◆ **Teks Bacaan**:
++++

Perpindahan pusat pemerintahan dari Kampong Baroe, Soekaradja ke Kampung Soekaati, yang kemudian dikenal sebagai Empang, menandai perubahan penting dalam sejarah Bogor. Mbah Dalem Sepuh memainkan peran kunci dalam pembangunan dan perkembangan kawasan tersebut. Atas desakan dan permohonan yang diajukannya kepada Jacob Mossel, Gubernur Jenderal Hindia Belanda (1760-1761) pada masa itu, guna mendapatkan izin menempati lahan kosong bekas alun-alun luar Keraton Pakuan, sebagai lokasi baru pusat pemerintahan yang akan dipimpinnya, langkah strategis itu berdampak besar dalam perkembangan Bogor dikemudian hari. Penempatan pusat pemerintahan di lokasi tersebut tidak hanya mengubah lanskap fisik kota, tetapi juga memberikan dorongan bagi perkembangan administratif dan sosial di wilayah baru itu.

Seiring dengan berjalannya waktu,  perkembangan Empang yang kemudian perlahan mengubah identitasnya menjadi kampung Arab yang ramai, adalah cerminan dari migrasi dan interaksi budaya yang kaya di kawasan itu, dimana hal itu dimulai sejak ditetapkan kawasan bersejarah tersebut menjadi zona pemukiman bagi warga keturunan Arab akibat diberlakukannya aturan kependudukan yang dibuat oleh pemerintah Hindia Belanda atau "Passen en Wijken Stelsel", yaitu aturan untuk membatasi mobiltas dan percampuran antar etnis di negeri jajahan mereka. Warisan budaya dan sejarah yang terjalin di kampung Empang itu kini tidak hanya memperkaya keberagaman yang ada, tetapi juga menghidupkan aura kekayaan budaya yang masih terasa hingga sekarang.

++++

◆ **Soal Latihan**:
(a) Sebutkan semua kata dalam teks tentang Empang yang mengandung rangkaian huruf "oe".
(b) Salin bagian teks tentang Empang dari "Seiring dengan berjalannya" sampai dengan "terasa hingga sekarang.", kedua batas itu ikut disalin.
Daftar berikut diambil dari sumber yang berbeda dengan teks tentang Empang.

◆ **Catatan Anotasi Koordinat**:
++++

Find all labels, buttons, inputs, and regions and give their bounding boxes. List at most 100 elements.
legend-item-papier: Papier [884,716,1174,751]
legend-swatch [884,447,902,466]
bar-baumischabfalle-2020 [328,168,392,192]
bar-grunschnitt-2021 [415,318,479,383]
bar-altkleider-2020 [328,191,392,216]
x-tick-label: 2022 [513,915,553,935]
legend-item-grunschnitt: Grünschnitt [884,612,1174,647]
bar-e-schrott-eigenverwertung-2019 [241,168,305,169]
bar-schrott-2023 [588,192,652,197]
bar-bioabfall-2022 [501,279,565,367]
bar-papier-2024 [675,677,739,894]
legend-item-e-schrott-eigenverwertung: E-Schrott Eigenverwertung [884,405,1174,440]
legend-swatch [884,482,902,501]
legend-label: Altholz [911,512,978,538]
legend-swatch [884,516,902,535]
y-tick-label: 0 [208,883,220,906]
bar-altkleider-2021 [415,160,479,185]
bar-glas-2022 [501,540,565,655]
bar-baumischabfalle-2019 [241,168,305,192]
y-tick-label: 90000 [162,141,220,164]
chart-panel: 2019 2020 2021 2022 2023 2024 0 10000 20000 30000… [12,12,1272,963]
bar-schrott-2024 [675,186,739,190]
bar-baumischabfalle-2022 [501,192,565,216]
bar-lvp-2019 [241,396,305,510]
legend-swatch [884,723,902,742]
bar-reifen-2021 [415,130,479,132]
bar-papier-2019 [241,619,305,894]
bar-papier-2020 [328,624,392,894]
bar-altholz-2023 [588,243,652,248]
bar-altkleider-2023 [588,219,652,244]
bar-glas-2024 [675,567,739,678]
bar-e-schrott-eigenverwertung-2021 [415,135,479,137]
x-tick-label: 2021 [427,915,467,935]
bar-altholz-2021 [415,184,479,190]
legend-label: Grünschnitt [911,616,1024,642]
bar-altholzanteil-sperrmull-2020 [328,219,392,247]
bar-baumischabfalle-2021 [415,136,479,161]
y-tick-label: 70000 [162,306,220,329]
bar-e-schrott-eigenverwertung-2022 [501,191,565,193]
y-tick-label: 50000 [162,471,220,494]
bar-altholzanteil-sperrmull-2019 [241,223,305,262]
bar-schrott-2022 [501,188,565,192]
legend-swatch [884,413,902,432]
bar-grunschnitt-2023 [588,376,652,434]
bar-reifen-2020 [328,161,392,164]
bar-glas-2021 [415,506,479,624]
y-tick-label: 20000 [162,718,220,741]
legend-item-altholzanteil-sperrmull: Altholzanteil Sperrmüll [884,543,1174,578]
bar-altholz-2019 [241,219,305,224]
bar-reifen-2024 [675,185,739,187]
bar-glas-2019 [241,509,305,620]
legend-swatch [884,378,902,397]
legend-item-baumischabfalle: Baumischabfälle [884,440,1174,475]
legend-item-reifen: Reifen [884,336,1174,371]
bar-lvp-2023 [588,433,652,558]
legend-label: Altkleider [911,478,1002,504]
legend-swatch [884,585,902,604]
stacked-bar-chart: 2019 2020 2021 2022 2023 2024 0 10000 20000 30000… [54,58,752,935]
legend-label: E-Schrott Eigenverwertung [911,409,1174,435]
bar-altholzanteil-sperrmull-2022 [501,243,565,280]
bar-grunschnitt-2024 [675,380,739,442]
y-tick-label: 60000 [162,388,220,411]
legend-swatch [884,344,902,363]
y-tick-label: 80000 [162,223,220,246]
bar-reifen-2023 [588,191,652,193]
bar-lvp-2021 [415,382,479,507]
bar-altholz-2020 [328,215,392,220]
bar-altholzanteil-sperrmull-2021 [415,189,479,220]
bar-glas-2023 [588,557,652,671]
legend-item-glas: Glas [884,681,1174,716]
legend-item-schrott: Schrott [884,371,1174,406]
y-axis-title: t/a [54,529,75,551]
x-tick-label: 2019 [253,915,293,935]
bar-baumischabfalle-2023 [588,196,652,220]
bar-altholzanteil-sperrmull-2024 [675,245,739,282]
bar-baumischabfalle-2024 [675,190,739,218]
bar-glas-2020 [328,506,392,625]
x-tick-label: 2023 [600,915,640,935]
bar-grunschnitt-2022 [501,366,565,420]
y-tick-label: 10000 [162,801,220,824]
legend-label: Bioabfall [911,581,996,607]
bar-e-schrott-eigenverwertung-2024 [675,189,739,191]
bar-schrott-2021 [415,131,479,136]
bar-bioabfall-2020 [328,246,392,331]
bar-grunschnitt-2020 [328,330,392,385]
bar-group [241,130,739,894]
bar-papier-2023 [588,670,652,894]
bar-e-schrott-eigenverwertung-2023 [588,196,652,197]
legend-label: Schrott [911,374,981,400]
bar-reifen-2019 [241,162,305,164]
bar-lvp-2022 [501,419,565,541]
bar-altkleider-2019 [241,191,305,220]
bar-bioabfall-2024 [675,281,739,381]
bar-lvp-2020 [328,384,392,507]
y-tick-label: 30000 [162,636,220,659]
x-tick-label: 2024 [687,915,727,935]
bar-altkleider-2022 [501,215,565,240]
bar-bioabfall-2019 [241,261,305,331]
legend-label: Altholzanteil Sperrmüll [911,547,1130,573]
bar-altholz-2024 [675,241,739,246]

++++

◆ **Jawaban Tiap Soal**:
(a) Baroe, Soekaradja, Soekaati

(b)
Seiring dengan berjalannya waktu,  perkembangan Empang yang kemudian perlahan mengubah identitasnya menjadi kampung Arab yang ramai, adalah cerminan dari migrasi dan interaksi budaya yang kaya di kawasan itu, dimana hal itu dimulai sejak ditetapkan kawasan bersejarah tersebut menjadi zona pemukiman bagi warga keturunan Arab akibat diberlakukannya aturan kependudukan yang dibuat oleh pemerintah Hindia Belanda atau "Passen en Wijken Stelsel", yaitu aturan untuk membatasi mobiltas dan percampuran antar etnis di negeri jajahan mereka. Warisan budaya dan sejarah yang terjalin di kampung Empang itu kini tidak hanya memperkaya keberagaman yang ada, tetapi juga menghidupkan aura kekayaan budaya yang masih terasa hingga sekarang.